• [SUPPLIED TEXT]:
┌────────
Immovable Monument of National Significance of Ukraine
- Official name: Курган "Чорна Могила" (Black Grave kurgan)
- Type: Archaeology
- Reference no.: 250004-Н

= Black Grave =

Largest burial mound in Chernihiv, Ukraine

The Black Grave (Чорна могила) is the largest burial mound (kurgan) in Chernihiv, Ukraine. It is part of the National Sanctuary of Ancient Chernihiv and is an Archaeological Monument of national importance.

==Overview==
Comparable to the barrows of Gnyozdovo near Smolensk, the Black Grave has a height of over 10 metres and a circumference of 170 metres. During excavations undertaken in 1872–73, Dmitry Samokvasov uncovered two cremated bodies of Norse warriors (probably father and son), surrounded by slaves, sacrificial animals, arms, armour, and decorations. Samokvasov dated the burial to the late 10th century, when Vladimir I was the ruler of Kievan Rus. It is likely that the buried warriors were two princes (knyazes) of Chernihiv, although no local potentate is attested in the Slavonic chronicles before Vladimir's son, Mstislav of Chernihiv.
└────────
Document understanding data:
┌────────
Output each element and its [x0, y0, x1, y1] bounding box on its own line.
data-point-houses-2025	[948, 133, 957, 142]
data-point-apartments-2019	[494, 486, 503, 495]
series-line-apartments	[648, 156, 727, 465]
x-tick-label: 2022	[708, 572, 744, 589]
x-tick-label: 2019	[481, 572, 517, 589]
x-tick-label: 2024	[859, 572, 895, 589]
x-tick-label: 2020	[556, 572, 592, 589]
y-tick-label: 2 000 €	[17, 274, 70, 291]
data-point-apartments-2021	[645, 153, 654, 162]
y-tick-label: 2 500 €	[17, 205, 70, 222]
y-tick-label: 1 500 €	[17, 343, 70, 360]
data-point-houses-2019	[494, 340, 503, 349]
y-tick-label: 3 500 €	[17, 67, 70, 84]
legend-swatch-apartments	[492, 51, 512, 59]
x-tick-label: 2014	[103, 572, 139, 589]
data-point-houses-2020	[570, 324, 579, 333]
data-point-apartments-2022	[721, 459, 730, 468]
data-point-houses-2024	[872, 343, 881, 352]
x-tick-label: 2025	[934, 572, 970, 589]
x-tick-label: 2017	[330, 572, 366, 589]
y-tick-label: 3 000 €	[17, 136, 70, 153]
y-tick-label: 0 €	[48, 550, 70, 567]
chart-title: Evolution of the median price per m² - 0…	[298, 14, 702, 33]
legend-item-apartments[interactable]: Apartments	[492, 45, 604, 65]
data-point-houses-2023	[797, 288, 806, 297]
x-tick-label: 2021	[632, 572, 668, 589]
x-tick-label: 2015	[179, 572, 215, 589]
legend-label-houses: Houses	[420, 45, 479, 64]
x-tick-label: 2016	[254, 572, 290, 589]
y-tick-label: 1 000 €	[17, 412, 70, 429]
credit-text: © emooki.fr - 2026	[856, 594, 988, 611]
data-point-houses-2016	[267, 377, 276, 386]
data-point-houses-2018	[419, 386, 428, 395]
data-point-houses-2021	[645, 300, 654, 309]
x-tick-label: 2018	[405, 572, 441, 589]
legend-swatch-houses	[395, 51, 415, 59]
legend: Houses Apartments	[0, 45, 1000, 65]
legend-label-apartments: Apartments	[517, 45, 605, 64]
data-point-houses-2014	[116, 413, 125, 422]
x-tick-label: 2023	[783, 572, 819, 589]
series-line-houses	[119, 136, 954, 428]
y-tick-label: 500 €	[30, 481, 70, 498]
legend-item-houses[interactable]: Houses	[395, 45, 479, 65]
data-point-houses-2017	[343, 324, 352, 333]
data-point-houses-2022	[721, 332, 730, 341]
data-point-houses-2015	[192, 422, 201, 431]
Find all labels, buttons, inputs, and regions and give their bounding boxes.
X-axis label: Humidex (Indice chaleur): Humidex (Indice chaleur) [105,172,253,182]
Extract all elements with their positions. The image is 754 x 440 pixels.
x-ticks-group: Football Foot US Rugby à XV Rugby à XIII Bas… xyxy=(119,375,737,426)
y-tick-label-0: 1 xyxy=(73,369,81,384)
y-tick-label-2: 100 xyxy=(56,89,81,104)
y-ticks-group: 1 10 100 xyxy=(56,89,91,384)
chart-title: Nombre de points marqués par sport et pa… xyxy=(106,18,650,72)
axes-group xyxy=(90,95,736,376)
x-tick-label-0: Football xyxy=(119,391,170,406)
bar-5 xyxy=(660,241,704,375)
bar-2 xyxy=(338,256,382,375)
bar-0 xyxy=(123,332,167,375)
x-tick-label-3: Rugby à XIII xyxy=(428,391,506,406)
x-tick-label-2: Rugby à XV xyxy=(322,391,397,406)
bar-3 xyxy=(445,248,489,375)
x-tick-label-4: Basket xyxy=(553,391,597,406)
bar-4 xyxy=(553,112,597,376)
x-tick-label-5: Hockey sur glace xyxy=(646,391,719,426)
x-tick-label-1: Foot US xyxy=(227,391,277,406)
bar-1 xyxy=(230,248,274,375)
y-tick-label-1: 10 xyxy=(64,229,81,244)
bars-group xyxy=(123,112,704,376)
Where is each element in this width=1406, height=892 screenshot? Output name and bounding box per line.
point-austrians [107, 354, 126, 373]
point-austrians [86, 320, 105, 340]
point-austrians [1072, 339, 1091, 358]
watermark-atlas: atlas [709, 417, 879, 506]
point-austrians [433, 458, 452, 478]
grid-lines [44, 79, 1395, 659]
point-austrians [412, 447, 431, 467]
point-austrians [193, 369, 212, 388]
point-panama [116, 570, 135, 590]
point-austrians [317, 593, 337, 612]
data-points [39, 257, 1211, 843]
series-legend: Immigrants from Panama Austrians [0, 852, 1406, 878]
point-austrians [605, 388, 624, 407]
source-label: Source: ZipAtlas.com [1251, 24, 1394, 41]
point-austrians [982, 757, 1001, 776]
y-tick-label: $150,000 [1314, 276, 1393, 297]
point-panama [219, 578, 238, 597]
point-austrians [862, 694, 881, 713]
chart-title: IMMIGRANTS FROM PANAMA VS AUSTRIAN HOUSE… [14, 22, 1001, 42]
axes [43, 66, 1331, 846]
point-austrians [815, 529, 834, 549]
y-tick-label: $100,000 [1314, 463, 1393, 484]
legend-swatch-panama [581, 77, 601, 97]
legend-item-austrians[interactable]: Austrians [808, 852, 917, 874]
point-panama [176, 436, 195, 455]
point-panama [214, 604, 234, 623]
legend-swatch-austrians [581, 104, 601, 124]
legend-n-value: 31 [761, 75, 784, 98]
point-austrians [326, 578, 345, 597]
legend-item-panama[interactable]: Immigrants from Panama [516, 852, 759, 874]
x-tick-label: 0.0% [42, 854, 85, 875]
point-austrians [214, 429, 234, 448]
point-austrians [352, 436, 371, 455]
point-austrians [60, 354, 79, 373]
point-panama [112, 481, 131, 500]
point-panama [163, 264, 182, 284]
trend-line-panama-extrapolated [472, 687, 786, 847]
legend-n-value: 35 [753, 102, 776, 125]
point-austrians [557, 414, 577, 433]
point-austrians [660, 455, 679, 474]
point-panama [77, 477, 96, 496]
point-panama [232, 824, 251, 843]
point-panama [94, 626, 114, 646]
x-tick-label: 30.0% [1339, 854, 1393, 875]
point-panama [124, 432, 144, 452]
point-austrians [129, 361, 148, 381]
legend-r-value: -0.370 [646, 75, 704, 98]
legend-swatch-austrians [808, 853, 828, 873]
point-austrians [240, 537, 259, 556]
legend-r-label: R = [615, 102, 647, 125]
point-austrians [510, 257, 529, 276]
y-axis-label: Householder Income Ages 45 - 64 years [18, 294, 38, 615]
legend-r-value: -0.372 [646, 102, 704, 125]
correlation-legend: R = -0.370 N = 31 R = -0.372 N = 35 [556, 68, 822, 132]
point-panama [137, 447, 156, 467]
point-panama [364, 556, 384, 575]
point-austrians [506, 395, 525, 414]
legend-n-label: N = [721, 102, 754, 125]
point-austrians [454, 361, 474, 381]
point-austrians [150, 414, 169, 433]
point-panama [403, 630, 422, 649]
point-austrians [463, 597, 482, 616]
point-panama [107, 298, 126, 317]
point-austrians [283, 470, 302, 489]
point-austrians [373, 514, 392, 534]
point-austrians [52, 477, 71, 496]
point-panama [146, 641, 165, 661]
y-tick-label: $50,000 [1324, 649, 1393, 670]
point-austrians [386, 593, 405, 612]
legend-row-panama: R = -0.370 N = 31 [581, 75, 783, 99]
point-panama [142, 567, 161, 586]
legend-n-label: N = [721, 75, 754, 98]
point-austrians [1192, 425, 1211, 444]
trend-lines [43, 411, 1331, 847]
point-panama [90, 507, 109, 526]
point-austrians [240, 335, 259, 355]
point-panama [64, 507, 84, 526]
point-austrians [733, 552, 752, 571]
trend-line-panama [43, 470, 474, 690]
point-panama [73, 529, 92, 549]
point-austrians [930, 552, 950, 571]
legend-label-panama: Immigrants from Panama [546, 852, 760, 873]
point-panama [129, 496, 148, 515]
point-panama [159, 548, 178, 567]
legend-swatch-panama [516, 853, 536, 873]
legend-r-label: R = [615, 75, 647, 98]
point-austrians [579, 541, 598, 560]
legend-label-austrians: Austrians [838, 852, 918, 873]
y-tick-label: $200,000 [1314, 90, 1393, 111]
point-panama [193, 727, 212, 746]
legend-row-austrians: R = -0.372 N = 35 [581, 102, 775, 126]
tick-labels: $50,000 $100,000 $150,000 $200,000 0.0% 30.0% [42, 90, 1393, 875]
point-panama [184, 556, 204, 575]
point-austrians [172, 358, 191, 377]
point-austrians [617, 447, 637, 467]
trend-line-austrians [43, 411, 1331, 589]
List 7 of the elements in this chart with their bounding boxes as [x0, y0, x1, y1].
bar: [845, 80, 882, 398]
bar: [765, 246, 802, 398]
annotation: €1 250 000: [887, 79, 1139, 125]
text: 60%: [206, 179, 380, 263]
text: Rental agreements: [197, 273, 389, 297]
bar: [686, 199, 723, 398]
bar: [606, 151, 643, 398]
└────────
• [TASK SET]:
A) Which of these statements agree with the Black Grave text? Answer yes or no for each, and quote the words of the text that decide it. (i) The mound is more than 10 meters high. (ii) The excavations of the mound took place in the 1880s. (iii) The mound belongs to the National Sanctuary of Ancient Chernihiv.
B) According to the Black Grave text, who uncovered the two cremated bodies during the excavations?
C) In the Black Grave text, what surrounded the two cremated warriors? List every item named.

• [ANSWERS FOR THIS EXERCISE]:
A)
(i) Yes: "the Black Grave has a height of over 10 metres"
(ii) No: "During excavations undertaken in 1872–73"
(iii) Yes: "It is part of the National Sanctuary of Ancient Chernihiv"

B) Dmitry Samokvasov

C)
- slaves
- sacrificial animals
- arms
- armour
- decorations